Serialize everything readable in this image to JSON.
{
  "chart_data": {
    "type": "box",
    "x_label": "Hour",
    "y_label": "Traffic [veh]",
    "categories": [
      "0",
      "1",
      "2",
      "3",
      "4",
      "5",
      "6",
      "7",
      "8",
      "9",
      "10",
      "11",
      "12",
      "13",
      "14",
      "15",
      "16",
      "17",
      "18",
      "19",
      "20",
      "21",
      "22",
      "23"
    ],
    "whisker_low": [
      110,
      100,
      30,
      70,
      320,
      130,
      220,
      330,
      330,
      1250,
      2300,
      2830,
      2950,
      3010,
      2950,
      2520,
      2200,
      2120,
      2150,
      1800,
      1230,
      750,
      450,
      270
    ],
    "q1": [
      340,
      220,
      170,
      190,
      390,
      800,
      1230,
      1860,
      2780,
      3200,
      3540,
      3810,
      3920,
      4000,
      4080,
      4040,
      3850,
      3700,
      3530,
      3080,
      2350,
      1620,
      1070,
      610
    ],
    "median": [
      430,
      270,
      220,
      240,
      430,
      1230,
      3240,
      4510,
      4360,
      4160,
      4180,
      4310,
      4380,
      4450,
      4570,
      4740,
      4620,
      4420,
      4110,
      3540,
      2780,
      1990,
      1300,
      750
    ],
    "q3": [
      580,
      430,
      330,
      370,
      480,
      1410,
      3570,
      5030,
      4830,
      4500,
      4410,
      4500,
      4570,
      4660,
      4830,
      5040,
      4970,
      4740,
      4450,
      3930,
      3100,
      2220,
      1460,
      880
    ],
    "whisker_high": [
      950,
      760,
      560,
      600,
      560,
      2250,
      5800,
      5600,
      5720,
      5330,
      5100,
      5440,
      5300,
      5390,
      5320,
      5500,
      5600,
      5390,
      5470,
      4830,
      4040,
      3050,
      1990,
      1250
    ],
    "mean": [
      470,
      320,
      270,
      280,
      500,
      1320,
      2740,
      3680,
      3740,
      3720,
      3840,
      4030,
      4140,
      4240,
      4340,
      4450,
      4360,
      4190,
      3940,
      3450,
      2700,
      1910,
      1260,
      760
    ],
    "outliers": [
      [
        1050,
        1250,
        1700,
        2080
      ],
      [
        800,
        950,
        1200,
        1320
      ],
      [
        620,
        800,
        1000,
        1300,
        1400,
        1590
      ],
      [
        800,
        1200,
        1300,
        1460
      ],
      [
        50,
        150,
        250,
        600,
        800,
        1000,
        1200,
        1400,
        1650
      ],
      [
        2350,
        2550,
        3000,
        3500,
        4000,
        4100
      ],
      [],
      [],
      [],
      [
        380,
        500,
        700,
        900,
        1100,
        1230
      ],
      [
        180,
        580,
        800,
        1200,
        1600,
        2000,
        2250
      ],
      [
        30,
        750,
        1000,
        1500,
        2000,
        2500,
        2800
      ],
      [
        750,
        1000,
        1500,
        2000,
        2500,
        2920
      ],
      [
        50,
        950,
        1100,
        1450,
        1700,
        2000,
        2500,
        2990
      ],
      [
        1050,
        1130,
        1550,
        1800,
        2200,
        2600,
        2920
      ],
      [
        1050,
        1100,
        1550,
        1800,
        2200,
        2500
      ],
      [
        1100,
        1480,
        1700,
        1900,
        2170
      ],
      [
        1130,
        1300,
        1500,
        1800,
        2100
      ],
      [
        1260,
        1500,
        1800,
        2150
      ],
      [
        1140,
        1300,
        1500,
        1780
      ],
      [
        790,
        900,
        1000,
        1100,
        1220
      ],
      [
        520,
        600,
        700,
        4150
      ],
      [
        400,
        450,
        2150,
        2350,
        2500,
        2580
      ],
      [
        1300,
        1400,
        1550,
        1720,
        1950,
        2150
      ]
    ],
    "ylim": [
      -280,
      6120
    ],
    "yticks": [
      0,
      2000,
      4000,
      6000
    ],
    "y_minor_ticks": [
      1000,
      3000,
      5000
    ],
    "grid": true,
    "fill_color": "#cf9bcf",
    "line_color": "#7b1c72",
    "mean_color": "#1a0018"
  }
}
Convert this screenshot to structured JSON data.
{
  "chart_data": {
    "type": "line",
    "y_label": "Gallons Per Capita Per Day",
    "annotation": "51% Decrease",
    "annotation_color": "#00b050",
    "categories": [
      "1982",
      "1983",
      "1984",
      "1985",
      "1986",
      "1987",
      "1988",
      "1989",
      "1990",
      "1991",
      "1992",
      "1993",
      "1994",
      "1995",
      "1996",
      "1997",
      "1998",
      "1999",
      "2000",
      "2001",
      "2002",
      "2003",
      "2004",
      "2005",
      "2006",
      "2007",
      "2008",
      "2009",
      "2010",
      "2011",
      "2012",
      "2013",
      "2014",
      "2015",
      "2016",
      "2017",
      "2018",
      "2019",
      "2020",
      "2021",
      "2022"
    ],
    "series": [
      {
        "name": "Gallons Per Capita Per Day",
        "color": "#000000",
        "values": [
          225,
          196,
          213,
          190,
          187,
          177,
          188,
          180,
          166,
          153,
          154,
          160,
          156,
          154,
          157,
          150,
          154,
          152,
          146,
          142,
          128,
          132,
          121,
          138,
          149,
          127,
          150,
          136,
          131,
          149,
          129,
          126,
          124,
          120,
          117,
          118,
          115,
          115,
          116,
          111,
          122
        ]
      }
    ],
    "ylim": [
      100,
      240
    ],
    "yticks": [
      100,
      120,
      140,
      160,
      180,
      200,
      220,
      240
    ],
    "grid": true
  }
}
==============================
The string "Gallons" may appear in lines of the listing above; tally those lines and give the number only.

2